Passage shown ->
Posted Jan 28, 2010 7:03 UTC (Thu) by cmccabe (guest, #60281) [Link]

I enjoy playing devil's advocate, too. Let me try to respond. :)

> Key-level access controls, which can be done with text files only by
> having only one key/value per file (which has its own disadvantages)

I've never, ever come across a situation where I wished I could make one half of a configuration file editable by one user and another half by another.

In the situations where it might be even of theoretical interest, the software designers always split the configuration into multiple files, or provide #include-like functionality.

> All the atomicity, transactioning, and other consistency advantages that a
> database & dbms give you.

Atomicity is a solved problem. Just create the new config file as a separate file, then use rename() to get either the old or new file. Every filesystem that I know of has this semantic with rename (yes, I know it's not strictly in POSIX.) Every major UNIX text editor (vi, emacs, etc.) uses the rename() trick by default.

Transactioning is a solved problem because... you do make backups of /etc, right? Or you use btrfs with snapshotting.

It might be interesting to have a registry that had something like a foreign key constraint in SQL. (If X is set, then Y can't be set, etc.) The problem with schemes like this is that they tend to assume close cooperation between the maintainers of different projects. One config file per-daemon or service puts the responsibility squarely on the package maintainer's shoulders. With foreign-key constraints that could span packages, who has the final responsibility for fixing things?

Also, if the constraint is violated, what do you do? Silently modify the user's configuration according to your own whims? shutdown -h? Or just add to the syslog spew?

> Strongly-typed data

This is probably the strongest argument in favor of a registry. Being forced to use getter and setter functions prevents you from writing your own parser, which you'll probably screw up.

The rebuttal is that good programmers never write their own parsers from scratch. They use tools like lex and yacc to generate parsers which are type-safe and correct. Or they use a canned format like XML or the Python ConfigParser format.

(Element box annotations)

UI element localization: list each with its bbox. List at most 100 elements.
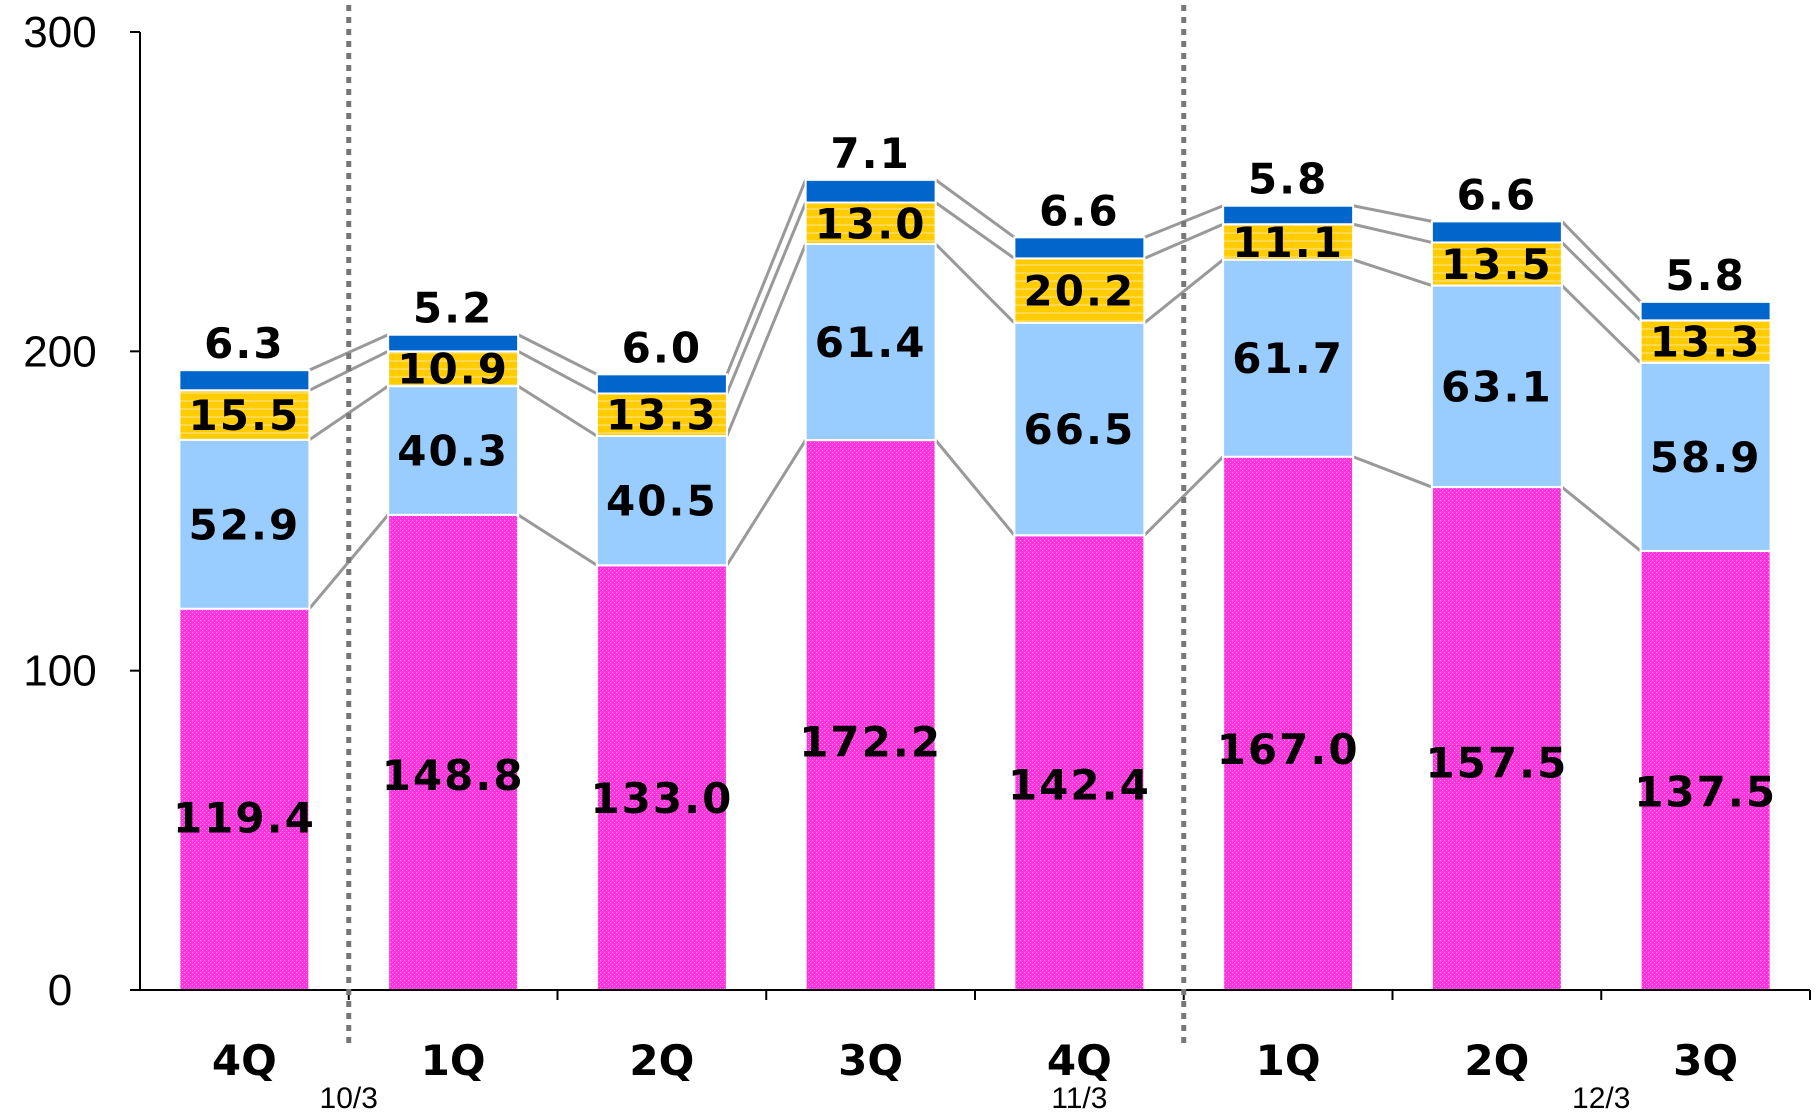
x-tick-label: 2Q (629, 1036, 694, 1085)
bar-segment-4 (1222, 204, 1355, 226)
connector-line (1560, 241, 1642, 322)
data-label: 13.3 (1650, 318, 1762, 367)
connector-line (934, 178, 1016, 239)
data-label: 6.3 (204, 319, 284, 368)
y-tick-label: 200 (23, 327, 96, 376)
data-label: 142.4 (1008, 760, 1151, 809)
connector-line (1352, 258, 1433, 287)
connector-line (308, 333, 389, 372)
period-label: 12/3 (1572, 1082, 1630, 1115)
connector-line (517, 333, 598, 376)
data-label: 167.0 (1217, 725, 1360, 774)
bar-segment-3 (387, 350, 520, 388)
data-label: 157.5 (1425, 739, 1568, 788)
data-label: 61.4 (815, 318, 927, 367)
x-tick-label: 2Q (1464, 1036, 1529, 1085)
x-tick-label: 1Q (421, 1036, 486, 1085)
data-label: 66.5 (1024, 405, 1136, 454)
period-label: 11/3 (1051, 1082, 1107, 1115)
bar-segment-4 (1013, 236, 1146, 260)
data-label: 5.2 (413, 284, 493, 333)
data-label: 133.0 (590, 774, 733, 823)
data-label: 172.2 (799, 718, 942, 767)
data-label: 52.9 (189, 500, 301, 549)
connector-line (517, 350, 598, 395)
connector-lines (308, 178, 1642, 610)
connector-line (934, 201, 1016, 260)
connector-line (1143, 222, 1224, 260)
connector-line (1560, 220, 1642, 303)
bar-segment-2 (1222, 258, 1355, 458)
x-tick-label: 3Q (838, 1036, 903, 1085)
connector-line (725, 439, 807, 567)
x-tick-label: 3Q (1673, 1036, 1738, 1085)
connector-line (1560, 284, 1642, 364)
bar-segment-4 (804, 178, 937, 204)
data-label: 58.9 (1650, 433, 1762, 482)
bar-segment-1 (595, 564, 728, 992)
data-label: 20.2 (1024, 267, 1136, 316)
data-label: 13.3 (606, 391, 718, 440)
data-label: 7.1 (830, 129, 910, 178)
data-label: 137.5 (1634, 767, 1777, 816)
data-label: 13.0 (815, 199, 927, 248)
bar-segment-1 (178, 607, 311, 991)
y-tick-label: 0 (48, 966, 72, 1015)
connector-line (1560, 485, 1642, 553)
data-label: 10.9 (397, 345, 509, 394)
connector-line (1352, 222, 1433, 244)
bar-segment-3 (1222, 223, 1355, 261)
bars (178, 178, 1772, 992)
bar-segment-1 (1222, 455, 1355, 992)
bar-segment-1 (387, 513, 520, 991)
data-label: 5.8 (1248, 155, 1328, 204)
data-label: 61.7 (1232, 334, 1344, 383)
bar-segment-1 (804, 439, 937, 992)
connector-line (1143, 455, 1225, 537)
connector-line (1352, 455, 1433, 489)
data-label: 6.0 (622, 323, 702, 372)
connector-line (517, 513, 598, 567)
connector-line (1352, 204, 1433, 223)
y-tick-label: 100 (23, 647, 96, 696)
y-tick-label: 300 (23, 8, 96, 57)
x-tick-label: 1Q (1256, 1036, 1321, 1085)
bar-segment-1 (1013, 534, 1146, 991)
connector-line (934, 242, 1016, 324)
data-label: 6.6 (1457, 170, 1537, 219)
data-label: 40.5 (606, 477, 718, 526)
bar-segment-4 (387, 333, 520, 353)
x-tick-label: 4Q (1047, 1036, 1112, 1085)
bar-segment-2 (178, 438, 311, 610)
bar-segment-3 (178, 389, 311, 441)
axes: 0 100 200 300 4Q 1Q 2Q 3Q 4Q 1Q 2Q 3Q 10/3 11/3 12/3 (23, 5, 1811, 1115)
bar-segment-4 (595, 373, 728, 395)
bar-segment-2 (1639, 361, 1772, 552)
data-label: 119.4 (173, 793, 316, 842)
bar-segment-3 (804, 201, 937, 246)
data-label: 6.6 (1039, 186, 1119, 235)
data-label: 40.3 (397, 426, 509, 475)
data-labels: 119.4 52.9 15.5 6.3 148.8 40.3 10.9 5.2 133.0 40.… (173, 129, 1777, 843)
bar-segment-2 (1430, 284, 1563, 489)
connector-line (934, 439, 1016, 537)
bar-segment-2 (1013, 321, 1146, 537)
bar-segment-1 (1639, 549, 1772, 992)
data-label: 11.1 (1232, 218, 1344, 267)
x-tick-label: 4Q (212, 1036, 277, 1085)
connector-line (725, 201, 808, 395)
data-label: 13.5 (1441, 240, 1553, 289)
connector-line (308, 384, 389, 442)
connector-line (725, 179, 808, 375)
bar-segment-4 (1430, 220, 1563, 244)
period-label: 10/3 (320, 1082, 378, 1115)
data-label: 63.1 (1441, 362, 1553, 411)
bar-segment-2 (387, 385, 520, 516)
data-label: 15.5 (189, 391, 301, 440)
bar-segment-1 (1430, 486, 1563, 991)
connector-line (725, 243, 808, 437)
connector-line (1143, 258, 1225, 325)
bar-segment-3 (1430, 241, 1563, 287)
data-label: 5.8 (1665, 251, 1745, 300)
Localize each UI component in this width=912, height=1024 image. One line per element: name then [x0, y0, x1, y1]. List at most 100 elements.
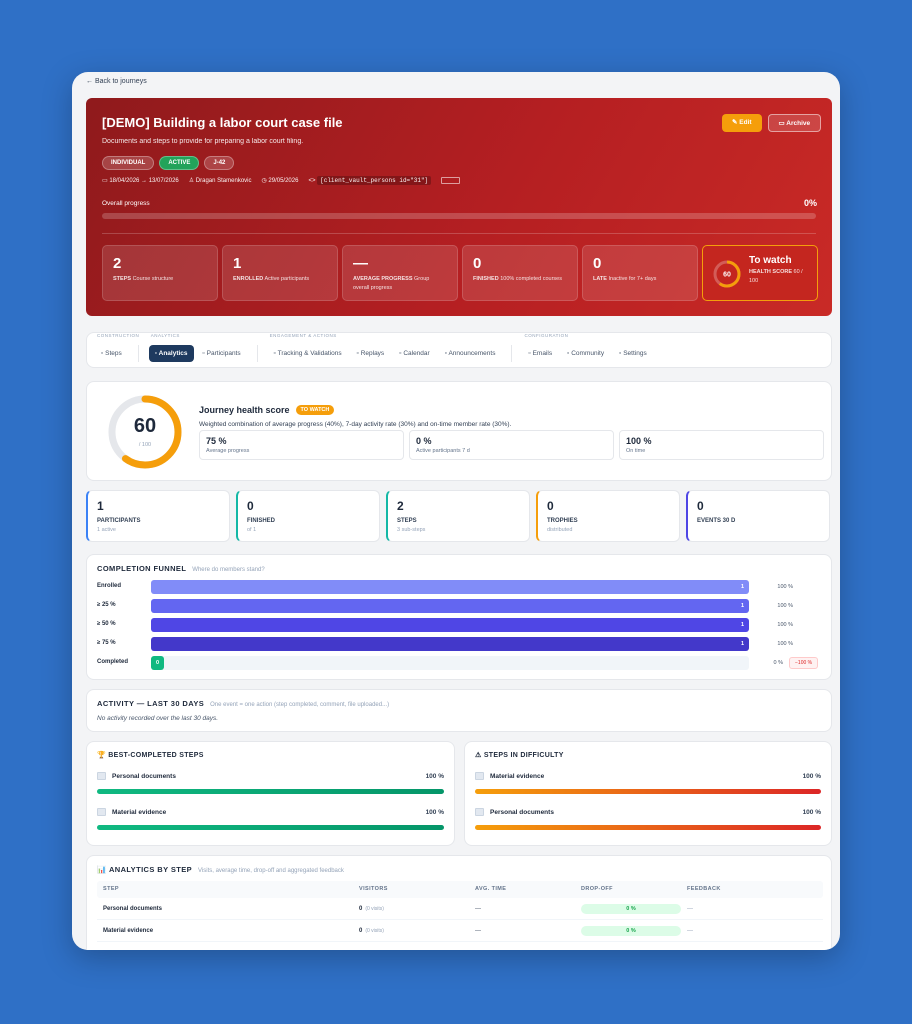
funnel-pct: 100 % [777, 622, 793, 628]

Problems and tasks ->
1) Quote the comment on configuration files and registries word for word, from "Transactioning is a" to "the syslog spew?".
2) Extend the comment on configuration files and registries, picking up after its final sentence.

Exercise answers ->
1)
Transactioning is a solved problem because... you do make backups of /etc, right? Or you use btrfs with snapshotting.

It might be interesting to have a registry that had something like a foreign key constraint in SQL. (If X is set, then Y can't be set, etc.) The problem with schemes like this is that they tend to assume close cooperation between the maintainers of different projects. One config file per-daemon or service puts the responsibility squarely on the package maintainer's shoulders. With foreign-key constraints that could span packages, who has the final responsibility for fixing things?

Also, if the constraint is violated, what do you do? Silently modify the user's configuration according to your own whims? shutdown -h? Or just add to the syslog spew?

2)
The more detailed rebuttal is that true type-safety would require the ability to extend the registry with arbitrary datatypes. Sure you have string and uint32, but will you allow me to store my FtpUser object? If you won't, I'm still going to be doing something that smells a lot like parsing.

> Changes are done through a standardised API, which makes makes a lot of
> stuff, such as centralised administration, easier

There are tools like "Chef" that provide centralized management for unix config files. On the other hand, there are no such tools that I'm aware of for the Windows registry, unless you want to call "regedit" such a tool. I'm not aware of any for the gnome registry except for it's own registry editor dialog, and... Gnome itself. The reality is that one program cannot understand another program's configuration, no matter how it's stored or parsed, without someone putting work into integrating the two projects. Centralization and integration have nothing to do with technology, and everything to do with politics and management.

Since I'm being a completionist, let me point out another thing. You forgot to mention another argument against text file configuration: configuration file size. A set of (binary) registry entries can be parsed more quickly than a large text file.

This actually became a real issue in the samba program. Some users had extremely large configurations that were taking a long time to parse when the daemon was started. The samba team solved it by providing a (non-mandatory) facility to compile the config file into a binary representation.

I don't use GNOME, but...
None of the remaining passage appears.